**Problem requirements:** Reproduce the records below in their entirety, character for character.

Items from a figure collection
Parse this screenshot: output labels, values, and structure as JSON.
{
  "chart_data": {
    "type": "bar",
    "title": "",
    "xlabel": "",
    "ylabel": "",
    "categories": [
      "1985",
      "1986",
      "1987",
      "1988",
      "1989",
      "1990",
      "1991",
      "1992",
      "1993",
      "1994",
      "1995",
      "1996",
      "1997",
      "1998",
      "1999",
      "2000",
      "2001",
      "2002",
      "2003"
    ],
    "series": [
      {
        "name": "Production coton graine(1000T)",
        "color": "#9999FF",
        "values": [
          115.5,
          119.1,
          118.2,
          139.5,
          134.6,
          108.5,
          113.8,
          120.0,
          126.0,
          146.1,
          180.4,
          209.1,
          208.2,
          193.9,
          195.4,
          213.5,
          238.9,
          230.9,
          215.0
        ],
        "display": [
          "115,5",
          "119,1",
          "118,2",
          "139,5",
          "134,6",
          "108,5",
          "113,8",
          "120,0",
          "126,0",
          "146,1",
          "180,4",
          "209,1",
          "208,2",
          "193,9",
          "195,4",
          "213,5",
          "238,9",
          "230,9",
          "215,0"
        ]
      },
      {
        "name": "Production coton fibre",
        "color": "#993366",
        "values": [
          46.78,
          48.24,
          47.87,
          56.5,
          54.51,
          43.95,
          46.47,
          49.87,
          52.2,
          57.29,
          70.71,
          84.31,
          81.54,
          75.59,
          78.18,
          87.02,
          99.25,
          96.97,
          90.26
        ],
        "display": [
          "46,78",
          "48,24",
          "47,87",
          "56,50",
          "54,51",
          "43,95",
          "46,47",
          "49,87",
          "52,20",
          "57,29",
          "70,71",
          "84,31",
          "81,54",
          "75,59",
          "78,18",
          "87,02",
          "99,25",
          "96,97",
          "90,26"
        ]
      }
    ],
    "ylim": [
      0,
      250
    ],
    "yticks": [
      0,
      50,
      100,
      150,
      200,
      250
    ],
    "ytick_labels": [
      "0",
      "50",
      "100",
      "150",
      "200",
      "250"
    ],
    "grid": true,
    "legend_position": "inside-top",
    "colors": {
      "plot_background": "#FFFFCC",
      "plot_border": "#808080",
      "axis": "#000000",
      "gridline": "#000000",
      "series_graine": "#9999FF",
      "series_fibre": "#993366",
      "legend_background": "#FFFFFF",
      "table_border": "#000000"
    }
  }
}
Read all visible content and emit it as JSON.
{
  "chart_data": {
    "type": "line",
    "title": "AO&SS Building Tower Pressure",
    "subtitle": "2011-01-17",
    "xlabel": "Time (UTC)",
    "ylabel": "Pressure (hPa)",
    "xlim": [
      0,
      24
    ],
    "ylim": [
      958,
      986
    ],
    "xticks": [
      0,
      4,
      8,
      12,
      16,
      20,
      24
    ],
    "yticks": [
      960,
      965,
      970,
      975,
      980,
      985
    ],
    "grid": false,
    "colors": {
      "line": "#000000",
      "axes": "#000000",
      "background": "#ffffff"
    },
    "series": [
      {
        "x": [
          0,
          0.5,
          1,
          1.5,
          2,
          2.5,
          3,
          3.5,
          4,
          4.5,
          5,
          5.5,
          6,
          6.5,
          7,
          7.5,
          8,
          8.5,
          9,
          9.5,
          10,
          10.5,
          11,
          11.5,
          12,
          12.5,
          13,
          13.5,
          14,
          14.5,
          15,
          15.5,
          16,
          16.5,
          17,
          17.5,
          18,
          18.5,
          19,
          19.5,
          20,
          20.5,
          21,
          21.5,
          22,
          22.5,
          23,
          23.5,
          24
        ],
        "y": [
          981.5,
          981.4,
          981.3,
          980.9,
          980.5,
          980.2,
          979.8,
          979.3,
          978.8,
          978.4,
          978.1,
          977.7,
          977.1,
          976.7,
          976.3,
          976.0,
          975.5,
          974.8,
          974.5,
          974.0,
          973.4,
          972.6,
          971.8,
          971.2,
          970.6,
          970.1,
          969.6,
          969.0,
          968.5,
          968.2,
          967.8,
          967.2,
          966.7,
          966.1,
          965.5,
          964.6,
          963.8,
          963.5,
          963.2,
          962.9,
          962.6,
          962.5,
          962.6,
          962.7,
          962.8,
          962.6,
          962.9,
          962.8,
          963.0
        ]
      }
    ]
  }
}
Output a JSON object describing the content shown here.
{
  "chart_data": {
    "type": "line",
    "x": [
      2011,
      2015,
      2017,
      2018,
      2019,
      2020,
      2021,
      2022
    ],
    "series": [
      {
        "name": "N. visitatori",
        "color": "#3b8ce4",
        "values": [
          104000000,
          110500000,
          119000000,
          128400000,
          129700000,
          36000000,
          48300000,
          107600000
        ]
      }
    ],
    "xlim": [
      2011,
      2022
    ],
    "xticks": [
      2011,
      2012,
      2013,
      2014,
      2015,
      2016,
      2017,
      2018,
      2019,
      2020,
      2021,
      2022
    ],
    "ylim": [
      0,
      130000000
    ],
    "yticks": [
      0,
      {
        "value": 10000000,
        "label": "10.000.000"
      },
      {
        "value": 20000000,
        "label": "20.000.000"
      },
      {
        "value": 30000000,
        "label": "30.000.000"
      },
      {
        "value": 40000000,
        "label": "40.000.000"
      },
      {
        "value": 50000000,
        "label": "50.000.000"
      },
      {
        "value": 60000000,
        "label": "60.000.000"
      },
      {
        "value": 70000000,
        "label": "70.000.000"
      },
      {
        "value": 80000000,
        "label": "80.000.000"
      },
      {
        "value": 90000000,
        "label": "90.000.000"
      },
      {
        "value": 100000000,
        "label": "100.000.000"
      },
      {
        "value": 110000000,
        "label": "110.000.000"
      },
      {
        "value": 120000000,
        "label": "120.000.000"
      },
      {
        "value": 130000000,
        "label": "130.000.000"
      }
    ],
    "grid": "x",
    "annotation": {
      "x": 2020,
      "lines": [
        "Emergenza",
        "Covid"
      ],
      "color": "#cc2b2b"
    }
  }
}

**Complete answer:**
Parse this screenshot: output labels, values, and structure as JSON.
{
  "chart_data": {
    "type": "bar",
    "title": "",
    "xlabel": "",
    "ylabel": "",
    "categories": [
      "1985",
      "1986",
      "1987",
      "1988",
      "1989",
      "1990",
      "1991",
      "1992",
      "1993",
      "1994",
      "1995",
      "1996",
      "1997",
      "1998",
      "1999",
      "2000",
      "2001",
      "2002",
      "2003"
    ],
    "series": [
      {
        "name": "Production coton graine(1000T)",
        "color": "#9999FF",
        "values": [
          115.5,
          119.1,
          118.2,
          139.5,
          134.6,
          108.5,
          113.8,
          120.0,
          126.0,
          146.1,
          180.4,
          209.1,
          208.2,
          193.9,
          195.4,
          213.5,
          238.9,
          230.9,
          215.0
        ],
        "display": [
          "115,5",
          "119,1",
          "118,2",
          "139,5",
          "134,6",
          "108,5",
          "113,8",
          "120,0",
          "126,0",
          "146,1",
          "180,4",
          "209,1",
          "208,2",
          "193,9",
          "195,4",
          "213,5",
          "238,9",
          "230,9",
          "215,0"
        ]
      },
      {
        "name": "Production coton fibre",
        "color": "#993366",
        "values": [
          46.78,
          48.24,
          47.87,
          56.5,
          54.51,
          43.95,
          46.47,
          49.87,
          52.2,
          57.29,
          70.71,
          84.31,
          81.54,
          75.59,
          78.18,
          87.02,
          99.25,
          96.97,
          90.26
        ],
        "display": [
          "46,78",
          "48,24",
          "47,87",
          "56,50",
          "54,51",
          "43,95",
          "46,47",
          "49,87",
          "52,20",
          "57,29",
          "70,71",
          "84,31",
          "81,54",
          "75,59",
          "78,18",
          "87,02",
          "99,25",
          "96,97",
          "90,26"
        ]
      }
    ],
    "ylim": [
      0,
      250
    ],
    "yticks": [
      0,
      50,
      100,
      150,
      200,
      250
    ],
    "ytick_labels": [
      "0",
      "50",
      "100",
      "150",
      "200",
      "250"
    ],
    "grid": true,
    "legend_position": "inside-top",
    "colors": {
      "plot_background": "#FFFFCC",
      "plot_border": "#808080",
      "axis": "#000000",
      "gridline": "#000000",
      "series_graine": "#9999FF",
      "series_fibre": "#993366",
      "legend_background": "#FFFFFF",
      "table_border": "#000000"
    }
  }
}
Read all visible content and emit it as JSON.
{
  "chart_data": {
    "type": "line",
    "title": "AO&SS Building Tower Pressure",
    "subtitle": "2011-01-17",
    "xlabel": "Time (UTC)",
    "ylabel": "Pressure (hPa)",
    "xlim": [
      0,
      24
    ],
    "ylim": [
      958,
      986
    ],
    "xticks": [
      0,
      4,
      8,
      12,
      16,
      20,
      24
    ],
    "yticks": [
      960,
      965,
      970,
      975,
      980,
      985
    ],
    "grid": false,
    "colors": {
      "line": "#000000",
      "axes": "#000000",
      "background": "#ffffff"
    },
    "series": [
      {
        "x": [
          0,
          0.5,
          1,
          1.5,
          2,
          2.5,
          3,
          3.5,
          4,
          4.5,
          5,
          5.5,
          6,
          6.5,
          7,
          7.5,
          8,
          8.5,
          9,
          9.5,
          10,
          10.5,
          11,
          11.5,
          12,
          12.5,
          13,
          13.5,
          14,
          14.5,
          15,
          15.5,
          16,
          16.5,
          17,
          17.5,
          18,
          18.5,
          19,
          19.5,
          20,
          20.5,
          21,
          21.5,
          22,
          22.5,
          23,
          23.5,
          24
        ],
        "y": [
          981.5,
          981.4,
          981.3,
          980.9,
          980.5,
          980.2,
          979.8,
          979.3,
          978.8,
          978.4,
          978.1,
          977.7,
          977.1,
          976.7,
          976.3,
          976.0,
          975.5,
          974.8,
          974.5,
          974.0,
          973.4,
          972.6,
          971.8,
          971.2,
          970.6,
          970.1,
          969.6,
          969.0,
          968.5,
          968.2,
          967.8,
          967.2,
          966.7,
          966.1,
          965.5,
          964.6,
          963.8,
          963.5,
          963.2,
          962.9,
          962.6,
          962.5,
          962.6,
          962.7,
          962.8,
          962.6,
          962.9,
          962.8,
          963.0
        ]
      }
    ]
  }
}
Output a JSON object describing the content shown here.
{
  "chart_data": {
    "type": "line",
    "x": [
      2011,
      2015,
      2017,
      2018,
      2019,
      2020,
      2021,
      2022
    ],
    "series": [
      {
        "name": "N. visitatori",
        "color": "#3b8ce4",
        "values": [
          104000000,
          110500000,
          119000000,
          128400000,
          129700000,
          36000000,
          48300000,
          107600000
        ]
      }
    ],
    "xlim": [
      2011,
      2022
    ],
    "xticks": [
      2011,
      2012,
      2013,
      2014,
      2015,
      2016,
      2017,
      2018,
      2019,
      2020,
      2021,
      2022
    ],
    "ylim": [
      0,
      130000000
    ],
    "yticks": [
      0,
      {
        "value": 10000000,
        "label": "10.000.000"
      },
      {
        "value": 20000000,
        "label": "20.000.000"
      },
      {
        "value": 30000000,
        "label": "30.000.000"
      },
      {
        "value": 40000000,
        "label": "40.000.000"
      },
      {
        "value": 50000000,
        "label": "50.000.000"
      },
      {
        "value": 60000000,
        "label": "60.000.000"
      },
      {
        "value": 70000000,
        "label": "70.000.000"
      },
      {
        "value": 80000000,
        "label": "80.000.000"
      },
      {
        "value": 90000000,
        "label": "90.000.000"
      },
      {
        "value": 100000000,
        "label": "100.000.000"
      },
      {
        "value": 110000000,
        "label": "110.000.000"
      },
      {
        "value": 120000000,
        "label": "120.000.000"
      },
      {
        "value": 130000000,
        "label": "130.000.000"
      }
    ],
    "grid": "x",
    "annotation": {
      "x": 2020,
      "lines": [
        "Emergenza",
        "Covid"
      ],
      "color": "#cc2b2b"
    }
  }
}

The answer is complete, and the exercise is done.